Data excerpts:
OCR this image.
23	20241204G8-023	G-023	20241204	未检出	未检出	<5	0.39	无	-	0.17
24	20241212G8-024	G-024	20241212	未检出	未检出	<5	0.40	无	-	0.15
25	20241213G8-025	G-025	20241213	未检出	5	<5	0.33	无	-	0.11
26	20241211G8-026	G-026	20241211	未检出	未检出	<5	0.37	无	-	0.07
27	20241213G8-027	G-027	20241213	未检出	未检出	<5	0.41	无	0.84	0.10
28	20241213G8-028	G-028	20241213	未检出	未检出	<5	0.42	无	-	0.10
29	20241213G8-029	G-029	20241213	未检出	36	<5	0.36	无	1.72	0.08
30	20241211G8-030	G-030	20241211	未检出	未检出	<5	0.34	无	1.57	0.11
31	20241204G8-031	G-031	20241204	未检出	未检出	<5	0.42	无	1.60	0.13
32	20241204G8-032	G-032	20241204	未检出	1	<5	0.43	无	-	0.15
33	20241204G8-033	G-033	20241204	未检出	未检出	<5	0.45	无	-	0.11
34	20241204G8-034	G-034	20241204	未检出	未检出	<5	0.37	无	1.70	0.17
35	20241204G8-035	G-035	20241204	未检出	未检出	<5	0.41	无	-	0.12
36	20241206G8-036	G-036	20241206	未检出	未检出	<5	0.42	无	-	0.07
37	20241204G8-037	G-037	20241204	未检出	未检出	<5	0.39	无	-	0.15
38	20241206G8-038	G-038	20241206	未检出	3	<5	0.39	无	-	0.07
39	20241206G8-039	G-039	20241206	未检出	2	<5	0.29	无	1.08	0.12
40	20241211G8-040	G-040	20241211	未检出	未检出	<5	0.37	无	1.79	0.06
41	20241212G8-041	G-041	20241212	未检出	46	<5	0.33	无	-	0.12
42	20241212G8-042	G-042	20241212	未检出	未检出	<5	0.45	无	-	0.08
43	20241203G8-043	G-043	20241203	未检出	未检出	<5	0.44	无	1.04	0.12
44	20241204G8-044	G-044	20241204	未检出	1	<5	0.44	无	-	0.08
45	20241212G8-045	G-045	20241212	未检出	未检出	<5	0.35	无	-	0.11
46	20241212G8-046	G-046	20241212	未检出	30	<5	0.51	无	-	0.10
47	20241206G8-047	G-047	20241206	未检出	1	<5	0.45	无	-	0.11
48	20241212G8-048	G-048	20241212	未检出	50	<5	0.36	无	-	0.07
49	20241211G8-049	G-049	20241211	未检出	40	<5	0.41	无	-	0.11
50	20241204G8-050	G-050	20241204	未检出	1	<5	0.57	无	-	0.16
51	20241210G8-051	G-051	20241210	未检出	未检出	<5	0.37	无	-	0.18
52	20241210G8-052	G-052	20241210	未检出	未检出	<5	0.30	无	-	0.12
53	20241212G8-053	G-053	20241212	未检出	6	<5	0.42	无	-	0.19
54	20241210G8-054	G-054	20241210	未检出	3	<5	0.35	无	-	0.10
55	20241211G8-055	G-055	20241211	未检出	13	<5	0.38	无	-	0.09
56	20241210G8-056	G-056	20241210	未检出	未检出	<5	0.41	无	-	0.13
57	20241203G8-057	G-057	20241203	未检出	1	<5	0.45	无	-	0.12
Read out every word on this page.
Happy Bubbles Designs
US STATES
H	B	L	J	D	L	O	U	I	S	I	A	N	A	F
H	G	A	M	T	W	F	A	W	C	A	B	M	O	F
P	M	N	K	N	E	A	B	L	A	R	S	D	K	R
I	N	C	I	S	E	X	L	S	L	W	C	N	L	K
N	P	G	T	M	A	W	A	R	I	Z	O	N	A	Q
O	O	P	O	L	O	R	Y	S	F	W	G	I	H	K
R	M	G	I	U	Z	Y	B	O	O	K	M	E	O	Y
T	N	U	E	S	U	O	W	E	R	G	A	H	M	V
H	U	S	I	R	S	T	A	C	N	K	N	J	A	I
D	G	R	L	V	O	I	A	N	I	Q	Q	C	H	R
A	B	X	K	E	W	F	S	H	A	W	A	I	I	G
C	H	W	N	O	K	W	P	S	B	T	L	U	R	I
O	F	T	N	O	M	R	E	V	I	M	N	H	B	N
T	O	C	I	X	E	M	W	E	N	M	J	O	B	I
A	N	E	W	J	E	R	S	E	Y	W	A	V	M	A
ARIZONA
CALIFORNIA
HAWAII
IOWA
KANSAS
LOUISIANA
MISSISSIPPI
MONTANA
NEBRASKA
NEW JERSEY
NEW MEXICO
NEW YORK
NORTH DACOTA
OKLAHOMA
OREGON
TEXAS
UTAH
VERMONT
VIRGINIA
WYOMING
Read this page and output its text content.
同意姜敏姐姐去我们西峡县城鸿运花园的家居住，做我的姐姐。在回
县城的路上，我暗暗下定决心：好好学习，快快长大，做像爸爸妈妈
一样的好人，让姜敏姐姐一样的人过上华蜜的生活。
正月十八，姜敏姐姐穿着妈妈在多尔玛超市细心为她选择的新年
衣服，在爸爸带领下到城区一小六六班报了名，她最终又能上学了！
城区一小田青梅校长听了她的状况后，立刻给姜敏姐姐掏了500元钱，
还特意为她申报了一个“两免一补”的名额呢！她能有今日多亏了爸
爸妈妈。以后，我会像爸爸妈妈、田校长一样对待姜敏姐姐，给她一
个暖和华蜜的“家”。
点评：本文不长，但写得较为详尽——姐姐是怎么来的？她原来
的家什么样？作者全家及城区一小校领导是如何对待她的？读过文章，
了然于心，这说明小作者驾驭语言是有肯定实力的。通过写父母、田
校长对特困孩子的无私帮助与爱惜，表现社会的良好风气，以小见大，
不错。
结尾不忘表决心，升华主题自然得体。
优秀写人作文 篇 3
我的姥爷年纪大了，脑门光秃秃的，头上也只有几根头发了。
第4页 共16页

Goal:
List every line in the records above that contains the word "this".

Solution below:
OCR this image.
Read out every word on this page.
Read this page and output its text content.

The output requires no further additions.